» **PROBLEM DETAILS**
From the listing that follows, extract every line and set it down unaltered.

» **DATA IN THIS EXERCISE**
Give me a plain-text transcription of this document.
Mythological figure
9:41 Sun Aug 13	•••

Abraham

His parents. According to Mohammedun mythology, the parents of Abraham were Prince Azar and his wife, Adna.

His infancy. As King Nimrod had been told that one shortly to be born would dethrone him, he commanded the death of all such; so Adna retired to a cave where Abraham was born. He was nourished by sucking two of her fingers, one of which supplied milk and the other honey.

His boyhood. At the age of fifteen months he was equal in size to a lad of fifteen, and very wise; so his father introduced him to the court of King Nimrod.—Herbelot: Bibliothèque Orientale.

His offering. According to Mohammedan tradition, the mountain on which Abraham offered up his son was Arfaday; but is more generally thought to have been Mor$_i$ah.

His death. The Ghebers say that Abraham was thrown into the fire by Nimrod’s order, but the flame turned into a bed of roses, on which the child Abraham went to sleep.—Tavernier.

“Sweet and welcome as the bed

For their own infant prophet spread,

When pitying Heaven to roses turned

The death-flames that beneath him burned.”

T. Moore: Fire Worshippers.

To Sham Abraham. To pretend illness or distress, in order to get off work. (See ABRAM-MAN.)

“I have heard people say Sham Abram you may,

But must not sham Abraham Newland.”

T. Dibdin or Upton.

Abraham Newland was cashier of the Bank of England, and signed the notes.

» **SOLVED PROBLEM**
Give me a plain-text transcription of this document.
Mythological figure
9:41 Sun Aug 13	•••

Abraham

His parents. According to Mohammedun mythology, the parents of Abraham were Prince Azar and his wife, Adna.

His infancy. As King Nimrod had been told that one shortly to be born would dethrone him, he commanded the death of all such; so Adna retired to a cave where Abraham was born. He was nourished by sucking two of her fingers, one of which supplied milk and the other honey.

His boyhood. At the age of fifteen months he was equal in size to a lad of fifteen, and very wise; so his father introduced him to the court of King Nimrod.—Herbelot: Bibliothèque Orientale.

His offering. According to Mohammedan tradition, the mountain on which Abraham offered up his son was Arfaday; but is more generally thought to have been Mor$_i$ah.

His death. The Ghebers say that Abraham was thrown into the fire by Nimrod’s order, but the flame turned into a bed of roses, on which the child Abraham went to sleep.—Tavernier.

“Sweet and welcome as the bed

For their own infant prophet spread,

When pitying Heaven to roses turned

The death-flames that beneath him burned.”

T. Moore: Fire Worshippers.

To Sham Abraham. To pretend illness or distress, in order to get off work. (See ABRAM-MAN.)

“I have heard people say Sham Abram you may,

But must not sham Abraham Newland.”

T. Dibdin or Upton.

Abraham Newland was cashier of the Bank of England, and signed the notes.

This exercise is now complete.